Which lines in the material below contain the word "panel"? Copy each of them.

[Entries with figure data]
——————————
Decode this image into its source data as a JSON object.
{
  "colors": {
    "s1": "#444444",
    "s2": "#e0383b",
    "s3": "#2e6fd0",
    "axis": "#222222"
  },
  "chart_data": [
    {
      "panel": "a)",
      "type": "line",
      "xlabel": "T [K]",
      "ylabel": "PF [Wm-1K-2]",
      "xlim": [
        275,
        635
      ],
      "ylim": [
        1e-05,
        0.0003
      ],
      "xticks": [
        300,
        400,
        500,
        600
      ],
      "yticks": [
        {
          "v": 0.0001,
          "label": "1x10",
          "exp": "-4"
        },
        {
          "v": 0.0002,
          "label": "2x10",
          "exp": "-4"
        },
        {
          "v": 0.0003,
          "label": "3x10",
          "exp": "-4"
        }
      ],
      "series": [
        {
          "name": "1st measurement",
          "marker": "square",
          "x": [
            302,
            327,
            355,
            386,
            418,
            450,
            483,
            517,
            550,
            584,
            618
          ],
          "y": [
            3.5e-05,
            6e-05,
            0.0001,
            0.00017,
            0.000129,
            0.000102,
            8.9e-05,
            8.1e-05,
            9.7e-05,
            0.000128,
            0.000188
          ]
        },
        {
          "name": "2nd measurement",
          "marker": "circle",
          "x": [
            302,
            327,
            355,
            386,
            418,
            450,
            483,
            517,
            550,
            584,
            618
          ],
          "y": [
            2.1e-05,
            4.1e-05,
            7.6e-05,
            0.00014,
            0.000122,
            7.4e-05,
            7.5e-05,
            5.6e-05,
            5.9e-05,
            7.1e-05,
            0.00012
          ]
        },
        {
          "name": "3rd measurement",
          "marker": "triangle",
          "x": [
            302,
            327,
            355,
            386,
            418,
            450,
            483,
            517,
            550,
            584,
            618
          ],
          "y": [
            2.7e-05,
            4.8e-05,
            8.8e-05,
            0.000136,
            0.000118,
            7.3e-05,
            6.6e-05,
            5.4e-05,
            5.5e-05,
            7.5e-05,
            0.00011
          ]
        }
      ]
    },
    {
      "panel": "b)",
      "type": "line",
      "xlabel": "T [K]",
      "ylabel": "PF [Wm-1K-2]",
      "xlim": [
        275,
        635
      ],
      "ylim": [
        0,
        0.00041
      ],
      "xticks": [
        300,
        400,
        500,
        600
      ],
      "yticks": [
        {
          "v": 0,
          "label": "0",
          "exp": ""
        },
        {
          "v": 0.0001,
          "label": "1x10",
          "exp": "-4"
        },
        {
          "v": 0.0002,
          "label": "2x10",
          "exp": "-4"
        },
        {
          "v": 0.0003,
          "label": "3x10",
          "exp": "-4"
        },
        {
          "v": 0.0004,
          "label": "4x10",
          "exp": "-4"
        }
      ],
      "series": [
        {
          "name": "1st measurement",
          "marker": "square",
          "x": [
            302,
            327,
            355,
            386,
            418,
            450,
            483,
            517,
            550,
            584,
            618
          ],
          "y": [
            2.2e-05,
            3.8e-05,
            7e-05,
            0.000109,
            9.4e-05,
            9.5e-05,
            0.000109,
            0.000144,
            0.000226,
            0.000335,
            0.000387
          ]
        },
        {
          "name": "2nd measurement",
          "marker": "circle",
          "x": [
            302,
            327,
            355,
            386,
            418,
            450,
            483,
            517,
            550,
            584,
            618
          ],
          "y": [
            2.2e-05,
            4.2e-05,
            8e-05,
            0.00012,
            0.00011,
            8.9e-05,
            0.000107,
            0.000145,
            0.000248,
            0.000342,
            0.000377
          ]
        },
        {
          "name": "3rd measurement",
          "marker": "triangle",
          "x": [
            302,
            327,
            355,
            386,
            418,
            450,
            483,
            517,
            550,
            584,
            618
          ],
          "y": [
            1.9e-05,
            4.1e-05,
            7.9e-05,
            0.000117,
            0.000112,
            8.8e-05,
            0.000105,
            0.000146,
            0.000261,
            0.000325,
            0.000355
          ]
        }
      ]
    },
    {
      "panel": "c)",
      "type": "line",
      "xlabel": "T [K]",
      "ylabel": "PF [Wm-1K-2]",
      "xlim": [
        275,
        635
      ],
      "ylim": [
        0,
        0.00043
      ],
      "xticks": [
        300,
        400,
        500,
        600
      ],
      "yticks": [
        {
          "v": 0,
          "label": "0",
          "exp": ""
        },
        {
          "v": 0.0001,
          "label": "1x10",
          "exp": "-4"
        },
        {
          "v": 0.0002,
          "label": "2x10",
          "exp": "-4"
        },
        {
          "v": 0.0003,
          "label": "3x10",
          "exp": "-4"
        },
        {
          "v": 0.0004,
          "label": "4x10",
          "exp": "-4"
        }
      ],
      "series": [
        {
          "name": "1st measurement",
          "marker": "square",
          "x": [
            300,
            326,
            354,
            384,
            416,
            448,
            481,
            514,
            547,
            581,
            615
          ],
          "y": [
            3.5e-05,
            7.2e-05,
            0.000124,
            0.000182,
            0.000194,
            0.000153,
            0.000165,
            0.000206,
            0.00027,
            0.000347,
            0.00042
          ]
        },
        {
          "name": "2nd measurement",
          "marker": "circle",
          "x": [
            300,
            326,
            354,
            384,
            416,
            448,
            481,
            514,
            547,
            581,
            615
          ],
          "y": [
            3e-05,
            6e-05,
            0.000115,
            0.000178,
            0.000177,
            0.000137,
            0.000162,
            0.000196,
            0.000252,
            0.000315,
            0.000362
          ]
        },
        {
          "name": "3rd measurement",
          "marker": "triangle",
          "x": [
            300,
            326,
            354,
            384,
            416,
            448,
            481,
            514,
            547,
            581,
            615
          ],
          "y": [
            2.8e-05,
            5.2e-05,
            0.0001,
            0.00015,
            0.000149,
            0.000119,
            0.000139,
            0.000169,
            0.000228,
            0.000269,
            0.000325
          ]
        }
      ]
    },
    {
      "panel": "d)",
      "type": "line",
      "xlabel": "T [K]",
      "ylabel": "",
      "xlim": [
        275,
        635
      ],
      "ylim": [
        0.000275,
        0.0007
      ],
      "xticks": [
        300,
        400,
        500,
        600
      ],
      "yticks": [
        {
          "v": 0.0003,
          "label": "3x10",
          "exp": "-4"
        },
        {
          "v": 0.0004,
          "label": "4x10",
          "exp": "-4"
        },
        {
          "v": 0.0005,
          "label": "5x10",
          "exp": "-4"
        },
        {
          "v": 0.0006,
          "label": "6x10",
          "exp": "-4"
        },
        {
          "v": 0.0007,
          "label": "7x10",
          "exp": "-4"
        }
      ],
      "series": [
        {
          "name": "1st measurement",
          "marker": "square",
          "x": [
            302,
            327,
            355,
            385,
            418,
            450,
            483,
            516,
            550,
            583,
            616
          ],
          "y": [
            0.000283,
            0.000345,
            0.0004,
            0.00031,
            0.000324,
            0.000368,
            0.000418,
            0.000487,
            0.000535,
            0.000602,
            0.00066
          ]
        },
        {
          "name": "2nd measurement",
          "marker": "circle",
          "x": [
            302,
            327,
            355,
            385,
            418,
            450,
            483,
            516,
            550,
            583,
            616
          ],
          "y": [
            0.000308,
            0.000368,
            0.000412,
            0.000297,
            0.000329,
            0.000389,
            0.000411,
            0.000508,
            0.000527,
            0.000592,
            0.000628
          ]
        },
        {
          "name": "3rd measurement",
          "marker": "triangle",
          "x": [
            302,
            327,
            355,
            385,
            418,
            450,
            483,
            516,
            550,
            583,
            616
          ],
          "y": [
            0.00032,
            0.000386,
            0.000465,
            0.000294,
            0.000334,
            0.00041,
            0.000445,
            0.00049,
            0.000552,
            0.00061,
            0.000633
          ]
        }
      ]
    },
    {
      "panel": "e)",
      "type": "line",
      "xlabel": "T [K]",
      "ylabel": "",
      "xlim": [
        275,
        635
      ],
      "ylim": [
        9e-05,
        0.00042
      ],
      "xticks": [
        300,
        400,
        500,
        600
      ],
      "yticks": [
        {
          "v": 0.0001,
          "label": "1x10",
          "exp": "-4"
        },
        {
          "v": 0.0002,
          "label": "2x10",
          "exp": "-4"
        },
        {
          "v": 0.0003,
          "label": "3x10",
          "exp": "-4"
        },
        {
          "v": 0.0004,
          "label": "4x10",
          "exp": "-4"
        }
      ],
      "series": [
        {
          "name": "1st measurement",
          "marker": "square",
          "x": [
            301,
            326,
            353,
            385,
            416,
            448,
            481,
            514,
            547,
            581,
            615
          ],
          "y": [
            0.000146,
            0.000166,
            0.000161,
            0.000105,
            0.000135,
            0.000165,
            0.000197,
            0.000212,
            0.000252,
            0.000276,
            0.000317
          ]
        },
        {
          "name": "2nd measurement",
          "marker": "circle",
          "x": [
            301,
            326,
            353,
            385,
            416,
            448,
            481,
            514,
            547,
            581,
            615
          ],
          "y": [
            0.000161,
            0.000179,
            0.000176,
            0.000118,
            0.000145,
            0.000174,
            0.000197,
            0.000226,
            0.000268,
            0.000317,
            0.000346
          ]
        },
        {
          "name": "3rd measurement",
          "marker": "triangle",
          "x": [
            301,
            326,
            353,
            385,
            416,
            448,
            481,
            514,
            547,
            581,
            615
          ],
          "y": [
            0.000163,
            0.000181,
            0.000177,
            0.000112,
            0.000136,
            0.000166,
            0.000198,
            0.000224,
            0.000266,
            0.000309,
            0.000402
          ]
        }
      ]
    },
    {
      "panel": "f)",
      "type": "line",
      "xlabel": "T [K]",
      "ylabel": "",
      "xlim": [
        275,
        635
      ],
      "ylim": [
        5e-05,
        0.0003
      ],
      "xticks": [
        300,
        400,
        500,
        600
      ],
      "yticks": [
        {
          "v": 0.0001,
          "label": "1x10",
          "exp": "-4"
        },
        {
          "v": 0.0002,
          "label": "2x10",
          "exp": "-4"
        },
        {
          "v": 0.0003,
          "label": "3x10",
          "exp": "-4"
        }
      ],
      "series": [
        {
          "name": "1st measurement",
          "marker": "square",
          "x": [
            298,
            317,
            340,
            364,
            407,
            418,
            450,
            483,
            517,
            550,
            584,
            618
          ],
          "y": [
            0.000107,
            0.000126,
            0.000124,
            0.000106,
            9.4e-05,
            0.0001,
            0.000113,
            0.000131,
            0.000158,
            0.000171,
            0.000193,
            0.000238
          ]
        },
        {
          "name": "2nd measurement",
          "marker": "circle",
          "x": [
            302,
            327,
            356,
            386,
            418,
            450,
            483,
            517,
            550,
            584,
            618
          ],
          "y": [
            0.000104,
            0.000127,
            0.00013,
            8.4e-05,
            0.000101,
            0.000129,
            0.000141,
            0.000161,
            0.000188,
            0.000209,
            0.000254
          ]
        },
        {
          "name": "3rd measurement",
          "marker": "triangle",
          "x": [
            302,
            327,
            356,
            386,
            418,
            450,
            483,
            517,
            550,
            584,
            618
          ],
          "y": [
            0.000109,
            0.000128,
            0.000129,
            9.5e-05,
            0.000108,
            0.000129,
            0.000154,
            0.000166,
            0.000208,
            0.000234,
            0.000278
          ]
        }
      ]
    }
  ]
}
——————————
▶ COMPLETED EXERCISE:
      "panel": "a)",
      "panel": "b)",
      "panel": "c)",
      "panel": "d)",
      "panel": "e)",
      "panel": "f)",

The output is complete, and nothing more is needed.